#### Recorded information ####

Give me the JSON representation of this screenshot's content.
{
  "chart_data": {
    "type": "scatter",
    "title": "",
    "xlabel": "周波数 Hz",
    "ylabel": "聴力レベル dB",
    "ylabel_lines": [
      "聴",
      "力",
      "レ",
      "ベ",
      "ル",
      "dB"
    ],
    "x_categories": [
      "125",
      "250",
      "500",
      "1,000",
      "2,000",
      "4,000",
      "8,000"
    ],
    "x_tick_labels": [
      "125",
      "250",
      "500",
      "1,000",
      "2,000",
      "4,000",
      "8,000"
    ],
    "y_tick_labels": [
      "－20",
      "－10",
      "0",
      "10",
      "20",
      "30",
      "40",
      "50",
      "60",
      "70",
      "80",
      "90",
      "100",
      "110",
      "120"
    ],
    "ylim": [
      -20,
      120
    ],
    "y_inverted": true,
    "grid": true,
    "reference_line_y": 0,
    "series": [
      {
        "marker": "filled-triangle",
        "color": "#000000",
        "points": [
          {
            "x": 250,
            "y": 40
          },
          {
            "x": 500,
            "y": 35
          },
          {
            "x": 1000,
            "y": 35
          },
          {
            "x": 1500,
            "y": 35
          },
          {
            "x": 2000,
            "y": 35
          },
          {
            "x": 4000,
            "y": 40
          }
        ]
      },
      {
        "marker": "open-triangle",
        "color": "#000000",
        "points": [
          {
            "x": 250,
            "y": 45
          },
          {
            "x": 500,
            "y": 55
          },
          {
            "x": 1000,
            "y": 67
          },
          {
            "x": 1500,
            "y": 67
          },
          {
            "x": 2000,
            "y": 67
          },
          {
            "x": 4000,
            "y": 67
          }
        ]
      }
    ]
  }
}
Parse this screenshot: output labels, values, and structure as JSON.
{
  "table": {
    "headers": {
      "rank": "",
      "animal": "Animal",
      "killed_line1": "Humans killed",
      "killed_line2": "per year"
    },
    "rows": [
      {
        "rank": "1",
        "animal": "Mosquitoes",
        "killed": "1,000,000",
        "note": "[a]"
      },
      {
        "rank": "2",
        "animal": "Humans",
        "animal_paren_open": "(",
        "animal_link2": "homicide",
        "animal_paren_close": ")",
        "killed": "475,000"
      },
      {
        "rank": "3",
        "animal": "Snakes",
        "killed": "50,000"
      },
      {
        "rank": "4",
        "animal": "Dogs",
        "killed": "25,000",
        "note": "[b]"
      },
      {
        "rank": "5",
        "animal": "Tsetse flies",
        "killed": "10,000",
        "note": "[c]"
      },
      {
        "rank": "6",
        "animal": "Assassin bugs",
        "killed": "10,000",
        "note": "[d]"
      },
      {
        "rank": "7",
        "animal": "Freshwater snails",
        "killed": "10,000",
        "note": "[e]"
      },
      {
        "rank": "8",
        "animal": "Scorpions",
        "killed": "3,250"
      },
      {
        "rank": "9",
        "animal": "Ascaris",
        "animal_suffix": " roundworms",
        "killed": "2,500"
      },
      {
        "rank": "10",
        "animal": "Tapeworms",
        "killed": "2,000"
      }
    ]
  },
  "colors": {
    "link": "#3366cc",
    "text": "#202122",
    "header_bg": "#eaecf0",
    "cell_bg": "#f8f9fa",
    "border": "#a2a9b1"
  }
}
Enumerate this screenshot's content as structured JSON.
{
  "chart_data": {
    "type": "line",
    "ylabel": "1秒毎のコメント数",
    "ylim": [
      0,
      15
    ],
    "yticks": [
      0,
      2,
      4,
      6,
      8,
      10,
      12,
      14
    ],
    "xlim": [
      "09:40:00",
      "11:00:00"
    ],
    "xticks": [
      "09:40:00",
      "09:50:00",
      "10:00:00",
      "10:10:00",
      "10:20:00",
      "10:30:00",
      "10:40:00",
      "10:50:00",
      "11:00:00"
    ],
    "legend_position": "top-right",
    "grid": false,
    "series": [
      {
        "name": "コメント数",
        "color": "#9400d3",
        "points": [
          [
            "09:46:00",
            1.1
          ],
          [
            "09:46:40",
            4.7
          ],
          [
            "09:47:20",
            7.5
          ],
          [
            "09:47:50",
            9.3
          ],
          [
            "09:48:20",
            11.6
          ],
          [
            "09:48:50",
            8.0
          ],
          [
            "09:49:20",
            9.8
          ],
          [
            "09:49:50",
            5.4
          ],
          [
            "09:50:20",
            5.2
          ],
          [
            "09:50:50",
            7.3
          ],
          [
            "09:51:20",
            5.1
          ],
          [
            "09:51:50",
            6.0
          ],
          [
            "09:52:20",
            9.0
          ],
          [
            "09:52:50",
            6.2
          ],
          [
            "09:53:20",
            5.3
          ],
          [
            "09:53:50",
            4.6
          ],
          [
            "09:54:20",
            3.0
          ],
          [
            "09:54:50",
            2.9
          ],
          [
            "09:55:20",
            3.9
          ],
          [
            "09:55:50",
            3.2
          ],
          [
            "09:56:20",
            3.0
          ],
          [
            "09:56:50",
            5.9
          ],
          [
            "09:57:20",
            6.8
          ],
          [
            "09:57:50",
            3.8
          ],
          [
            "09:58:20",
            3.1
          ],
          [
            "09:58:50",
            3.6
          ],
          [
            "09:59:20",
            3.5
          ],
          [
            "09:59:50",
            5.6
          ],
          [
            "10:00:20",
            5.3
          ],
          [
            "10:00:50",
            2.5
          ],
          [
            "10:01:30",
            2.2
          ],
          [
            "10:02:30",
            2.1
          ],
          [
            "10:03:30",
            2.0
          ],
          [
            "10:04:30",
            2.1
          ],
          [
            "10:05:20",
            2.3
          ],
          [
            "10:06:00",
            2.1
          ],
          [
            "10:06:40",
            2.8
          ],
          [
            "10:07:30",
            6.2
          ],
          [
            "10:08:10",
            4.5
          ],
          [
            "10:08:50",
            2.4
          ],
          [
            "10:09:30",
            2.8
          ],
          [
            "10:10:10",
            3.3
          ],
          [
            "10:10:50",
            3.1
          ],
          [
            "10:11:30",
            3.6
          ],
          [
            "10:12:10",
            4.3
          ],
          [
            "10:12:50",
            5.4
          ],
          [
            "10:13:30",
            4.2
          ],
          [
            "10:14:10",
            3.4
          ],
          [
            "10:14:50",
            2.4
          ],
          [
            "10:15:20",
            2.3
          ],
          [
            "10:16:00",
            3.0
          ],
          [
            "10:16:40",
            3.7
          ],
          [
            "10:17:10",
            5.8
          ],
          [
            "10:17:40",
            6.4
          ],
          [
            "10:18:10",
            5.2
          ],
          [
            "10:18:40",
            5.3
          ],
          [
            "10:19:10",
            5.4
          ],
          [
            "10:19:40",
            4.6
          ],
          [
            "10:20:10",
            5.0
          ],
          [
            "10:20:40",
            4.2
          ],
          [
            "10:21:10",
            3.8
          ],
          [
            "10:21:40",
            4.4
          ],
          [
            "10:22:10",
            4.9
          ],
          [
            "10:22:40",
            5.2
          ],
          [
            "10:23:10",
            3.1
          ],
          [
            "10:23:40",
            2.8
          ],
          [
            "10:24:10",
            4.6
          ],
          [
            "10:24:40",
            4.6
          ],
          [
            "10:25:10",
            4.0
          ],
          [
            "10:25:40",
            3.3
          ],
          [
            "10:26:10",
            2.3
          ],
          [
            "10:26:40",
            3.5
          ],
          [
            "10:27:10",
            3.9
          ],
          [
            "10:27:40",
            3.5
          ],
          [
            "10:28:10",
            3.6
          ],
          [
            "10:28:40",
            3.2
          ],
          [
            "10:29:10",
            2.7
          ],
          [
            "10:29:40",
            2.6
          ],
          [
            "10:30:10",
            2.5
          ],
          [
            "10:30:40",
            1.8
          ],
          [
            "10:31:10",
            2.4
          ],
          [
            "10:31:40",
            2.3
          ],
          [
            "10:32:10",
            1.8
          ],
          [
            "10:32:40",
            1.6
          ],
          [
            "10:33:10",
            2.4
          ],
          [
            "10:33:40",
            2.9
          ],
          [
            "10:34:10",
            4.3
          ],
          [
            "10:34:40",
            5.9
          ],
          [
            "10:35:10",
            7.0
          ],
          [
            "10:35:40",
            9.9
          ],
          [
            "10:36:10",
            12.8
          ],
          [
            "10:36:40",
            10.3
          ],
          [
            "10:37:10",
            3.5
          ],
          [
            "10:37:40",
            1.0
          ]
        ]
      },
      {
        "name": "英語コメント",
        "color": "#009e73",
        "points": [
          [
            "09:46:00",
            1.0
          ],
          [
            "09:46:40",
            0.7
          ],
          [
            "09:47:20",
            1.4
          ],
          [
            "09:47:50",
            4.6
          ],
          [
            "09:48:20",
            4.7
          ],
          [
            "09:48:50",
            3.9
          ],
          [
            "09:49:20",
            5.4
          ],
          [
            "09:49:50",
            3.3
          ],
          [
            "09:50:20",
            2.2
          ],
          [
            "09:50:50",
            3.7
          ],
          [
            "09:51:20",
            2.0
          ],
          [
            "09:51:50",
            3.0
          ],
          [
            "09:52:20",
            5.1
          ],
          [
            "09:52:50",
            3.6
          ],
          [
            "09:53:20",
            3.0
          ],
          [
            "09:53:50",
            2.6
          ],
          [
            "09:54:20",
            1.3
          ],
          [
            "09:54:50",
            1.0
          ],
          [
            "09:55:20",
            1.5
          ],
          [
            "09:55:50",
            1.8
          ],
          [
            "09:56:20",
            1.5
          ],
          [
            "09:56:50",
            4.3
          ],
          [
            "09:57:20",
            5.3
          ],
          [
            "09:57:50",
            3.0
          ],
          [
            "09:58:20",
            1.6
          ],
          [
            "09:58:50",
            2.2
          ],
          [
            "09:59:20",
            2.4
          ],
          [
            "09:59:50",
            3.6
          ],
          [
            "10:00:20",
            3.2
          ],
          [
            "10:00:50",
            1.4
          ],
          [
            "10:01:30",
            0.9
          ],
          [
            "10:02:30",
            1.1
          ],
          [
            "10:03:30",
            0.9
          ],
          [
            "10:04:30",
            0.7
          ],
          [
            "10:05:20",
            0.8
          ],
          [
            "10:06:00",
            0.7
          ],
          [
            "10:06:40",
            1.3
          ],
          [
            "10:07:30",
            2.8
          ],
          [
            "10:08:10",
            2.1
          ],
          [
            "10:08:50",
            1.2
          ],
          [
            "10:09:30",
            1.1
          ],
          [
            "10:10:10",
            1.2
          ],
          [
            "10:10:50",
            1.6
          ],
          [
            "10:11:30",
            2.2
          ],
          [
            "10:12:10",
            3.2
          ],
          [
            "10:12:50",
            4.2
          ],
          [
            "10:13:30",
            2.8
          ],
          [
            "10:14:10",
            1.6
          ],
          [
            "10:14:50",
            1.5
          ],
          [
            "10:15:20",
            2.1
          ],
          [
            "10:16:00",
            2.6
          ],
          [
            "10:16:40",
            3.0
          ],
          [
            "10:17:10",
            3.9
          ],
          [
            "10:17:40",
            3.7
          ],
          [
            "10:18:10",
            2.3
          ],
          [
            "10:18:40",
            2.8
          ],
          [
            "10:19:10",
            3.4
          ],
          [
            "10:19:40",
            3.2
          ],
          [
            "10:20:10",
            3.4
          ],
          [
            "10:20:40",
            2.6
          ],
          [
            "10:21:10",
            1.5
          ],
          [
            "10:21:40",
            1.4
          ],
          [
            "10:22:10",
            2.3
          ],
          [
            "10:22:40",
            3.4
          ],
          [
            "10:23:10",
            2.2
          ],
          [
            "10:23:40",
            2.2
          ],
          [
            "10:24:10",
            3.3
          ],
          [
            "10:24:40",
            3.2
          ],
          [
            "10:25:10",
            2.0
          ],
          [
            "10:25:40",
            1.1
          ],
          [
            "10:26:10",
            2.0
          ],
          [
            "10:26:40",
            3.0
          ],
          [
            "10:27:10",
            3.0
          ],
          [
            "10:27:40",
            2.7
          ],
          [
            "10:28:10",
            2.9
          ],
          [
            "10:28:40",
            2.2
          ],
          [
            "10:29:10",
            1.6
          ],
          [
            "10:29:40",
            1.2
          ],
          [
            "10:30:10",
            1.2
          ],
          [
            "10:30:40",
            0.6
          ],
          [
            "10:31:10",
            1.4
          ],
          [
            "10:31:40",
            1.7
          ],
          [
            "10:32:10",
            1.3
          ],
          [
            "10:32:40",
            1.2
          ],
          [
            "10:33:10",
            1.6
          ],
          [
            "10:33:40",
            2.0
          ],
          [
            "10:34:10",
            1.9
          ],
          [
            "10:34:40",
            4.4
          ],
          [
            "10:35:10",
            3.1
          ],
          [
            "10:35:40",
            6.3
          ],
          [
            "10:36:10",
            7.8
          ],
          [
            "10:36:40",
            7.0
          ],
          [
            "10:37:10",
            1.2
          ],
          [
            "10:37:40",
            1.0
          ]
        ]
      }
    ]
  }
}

####

- Goal of the exercise
Wherever "this" shows up in a line, copy that line.

- Expected output
Give me the JSON representation of this screenshot's content.
Parse this screenshot: output labels, values, and structure as JSON.
Enumerate this screenshot's content as structured JSON.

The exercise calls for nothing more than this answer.